What to do :: Please report every line from the material that contains the word "label".

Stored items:
◆ ◆ ◆ ◆ ◆ ◆ ◆

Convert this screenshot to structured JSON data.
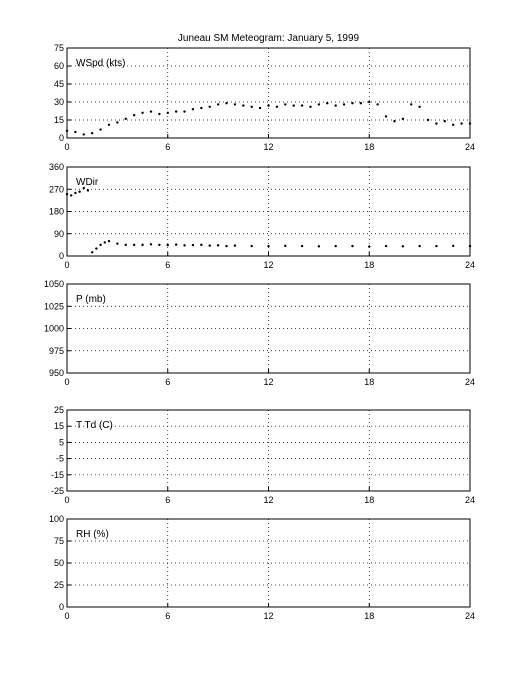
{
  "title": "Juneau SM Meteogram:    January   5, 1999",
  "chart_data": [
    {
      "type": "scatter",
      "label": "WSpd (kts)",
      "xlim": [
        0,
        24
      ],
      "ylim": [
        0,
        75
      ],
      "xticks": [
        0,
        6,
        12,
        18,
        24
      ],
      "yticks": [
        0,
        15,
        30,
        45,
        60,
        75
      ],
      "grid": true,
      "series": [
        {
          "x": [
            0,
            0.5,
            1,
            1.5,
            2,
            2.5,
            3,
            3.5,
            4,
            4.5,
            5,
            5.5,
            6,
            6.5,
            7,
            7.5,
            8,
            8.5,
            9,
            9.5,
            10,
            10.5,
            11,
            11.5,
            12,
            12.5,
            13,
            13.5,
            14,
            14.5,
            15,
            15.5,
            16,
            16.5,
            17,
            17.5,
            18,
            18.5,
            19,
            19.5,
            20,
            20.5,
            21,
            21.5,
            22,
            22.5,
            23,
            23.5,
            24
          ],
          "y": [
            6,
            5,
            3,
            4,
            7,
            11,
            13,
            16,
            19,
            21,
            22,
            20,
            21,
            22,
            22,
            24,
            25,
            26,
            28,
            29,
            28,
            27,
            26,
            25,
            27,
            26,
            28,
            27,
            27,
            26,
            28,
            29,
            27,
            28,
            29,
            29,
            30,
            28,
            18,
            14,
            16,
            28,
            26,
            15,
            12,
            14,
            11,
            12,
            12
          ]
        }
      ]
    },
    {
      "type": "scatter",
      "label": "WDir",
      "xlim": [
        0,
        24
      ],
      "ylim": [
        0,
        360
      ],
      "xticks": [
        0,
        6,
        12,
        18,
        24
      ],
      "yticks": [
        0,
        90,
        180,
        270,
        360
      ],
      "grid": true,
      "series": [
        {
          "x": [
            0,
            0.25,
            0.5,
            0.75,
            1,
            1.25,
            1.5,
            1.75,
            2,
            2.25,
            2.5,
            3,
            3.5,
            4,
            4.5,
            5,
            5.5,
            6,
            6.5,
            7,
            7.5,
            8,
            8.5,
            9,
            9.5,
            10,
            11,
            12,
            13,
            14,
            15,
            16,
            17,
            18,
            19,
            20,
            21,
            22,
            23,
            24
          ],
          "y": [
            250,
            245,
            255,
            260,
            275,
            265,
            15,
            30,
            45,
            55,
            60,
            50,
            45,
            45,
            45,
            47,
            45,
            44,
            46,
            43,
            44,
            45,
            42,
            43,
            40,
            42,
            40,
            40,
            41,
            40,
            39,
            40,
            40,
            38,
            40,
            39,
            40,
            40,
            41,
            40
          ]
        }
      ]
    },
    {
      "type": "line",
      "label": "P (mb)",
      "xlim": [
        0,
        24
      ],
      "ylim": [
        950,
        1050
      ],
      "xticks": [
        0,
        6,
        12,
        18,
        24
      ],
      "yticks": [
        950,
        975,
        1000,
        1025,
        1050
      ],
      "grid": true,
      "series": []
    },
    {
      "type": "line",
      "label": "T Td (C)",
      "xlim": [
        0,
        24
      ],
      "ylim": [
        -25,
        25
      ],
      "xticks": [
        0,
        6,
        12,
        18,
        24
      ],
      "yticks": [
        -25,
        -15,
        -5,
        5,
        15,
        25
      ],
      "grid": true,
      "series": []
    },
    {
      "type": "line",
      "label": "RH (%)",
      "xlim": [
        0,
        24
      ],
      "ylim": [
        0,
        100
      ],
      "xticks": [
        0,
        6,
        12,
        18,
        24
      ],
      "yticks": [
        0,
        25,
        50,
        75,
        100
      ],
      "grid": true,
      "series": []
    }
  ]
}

◆ ◆ ◆ ◆ ◆ ◆ ◆

Task output ::
      "label": "WSpd (kts)",
      "label": "WDir",
      "label": "P (mb)",
      "label": "T Td (C)",
      "label": "RH (%)",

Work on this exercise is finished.